**Exercise description:**
Go through each line of the records below and count those with the word "stanice"; give only the total.

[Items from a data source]
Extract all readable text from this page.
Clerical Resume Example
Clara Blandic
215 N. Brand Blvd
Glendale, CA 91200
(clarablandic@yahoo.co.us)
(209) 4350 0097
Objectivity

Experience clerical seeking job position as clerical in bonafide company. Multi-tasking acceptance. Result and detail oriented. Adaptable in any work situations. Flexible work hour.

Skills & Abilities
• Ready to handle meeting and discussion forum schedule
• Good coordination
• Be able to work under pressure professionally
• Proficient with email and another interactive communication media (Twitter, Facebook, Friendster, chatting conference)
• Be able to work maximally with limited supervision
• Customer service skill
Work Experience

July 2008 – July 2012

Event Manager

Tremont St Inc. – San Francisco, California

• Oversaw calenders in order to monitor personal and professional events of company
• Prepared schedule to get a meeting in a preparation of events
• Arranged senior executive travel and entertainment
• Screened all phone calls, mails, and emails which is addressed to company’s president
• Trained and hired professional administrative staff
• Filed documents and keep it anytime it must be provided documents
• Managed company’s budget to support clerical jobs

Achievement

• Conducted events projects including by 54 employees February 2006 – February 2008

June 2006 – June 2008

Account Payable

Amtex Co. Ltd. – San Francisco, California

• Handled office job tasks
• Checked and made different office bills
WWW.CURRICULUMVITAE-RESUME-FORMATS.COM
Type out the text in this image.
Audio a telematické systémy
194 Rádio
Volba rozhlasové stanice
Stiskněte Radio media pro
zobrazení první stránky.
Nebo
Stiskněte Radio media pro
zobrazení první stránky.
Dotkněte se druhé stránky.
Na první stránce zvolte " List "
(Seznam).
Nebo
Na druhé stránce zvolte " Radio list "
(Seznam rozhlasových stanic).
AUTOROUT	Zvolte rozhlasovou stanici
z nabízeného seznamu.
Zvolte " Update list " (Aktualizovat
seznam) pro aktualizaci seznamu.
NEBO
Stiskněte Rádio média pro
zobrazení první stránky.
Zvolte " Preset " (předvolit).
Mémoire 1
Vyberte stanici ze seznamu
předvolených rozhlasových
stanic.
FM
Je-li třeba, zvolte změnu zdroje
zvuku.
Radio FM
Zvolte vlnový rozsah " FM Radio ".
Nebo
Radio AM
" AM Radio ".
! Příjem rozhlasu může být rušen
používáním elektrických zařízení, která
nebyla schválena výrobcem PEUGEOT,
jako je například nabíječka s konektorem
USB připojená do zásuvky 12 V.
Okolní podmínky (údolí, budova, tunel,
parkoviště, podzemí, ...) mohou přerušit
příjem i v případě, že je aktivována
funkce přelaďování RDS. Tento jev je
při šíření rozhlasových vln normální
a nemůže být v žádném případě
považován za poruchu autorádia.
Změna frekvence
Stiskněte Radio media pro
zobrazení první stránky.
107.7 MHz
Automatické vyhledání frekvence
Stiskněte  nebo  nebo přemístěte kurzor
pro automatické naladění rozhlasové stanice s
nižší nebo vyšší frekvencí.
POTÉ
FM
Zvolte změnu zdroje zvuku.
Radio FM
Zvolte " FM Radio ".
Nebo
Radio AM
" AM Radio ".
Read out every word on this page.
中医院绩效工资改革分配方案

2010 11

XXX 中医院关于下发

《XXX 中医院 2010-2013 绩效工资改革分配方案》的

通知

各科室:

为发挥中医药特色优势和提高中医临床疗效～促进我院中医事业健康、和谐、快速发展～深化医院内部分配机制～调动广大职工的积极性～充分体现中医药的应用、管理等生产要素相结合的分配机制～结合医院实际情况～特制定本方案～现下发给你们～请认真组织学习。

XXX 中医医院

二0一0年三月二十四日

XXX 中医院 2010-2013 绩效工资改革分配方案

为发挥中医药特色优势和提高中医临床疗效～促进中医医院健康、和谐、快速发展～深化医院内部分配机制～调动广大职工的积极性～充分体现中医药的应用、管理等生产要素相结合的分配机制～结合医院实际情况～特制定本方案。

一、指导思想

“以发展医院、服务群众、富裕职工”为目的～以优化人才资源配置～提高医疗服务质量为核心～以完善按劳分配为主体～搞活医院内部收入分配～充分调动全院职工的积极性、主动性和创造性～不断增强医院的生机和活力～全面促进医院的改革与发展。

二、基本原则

**Solution for this problem:**
2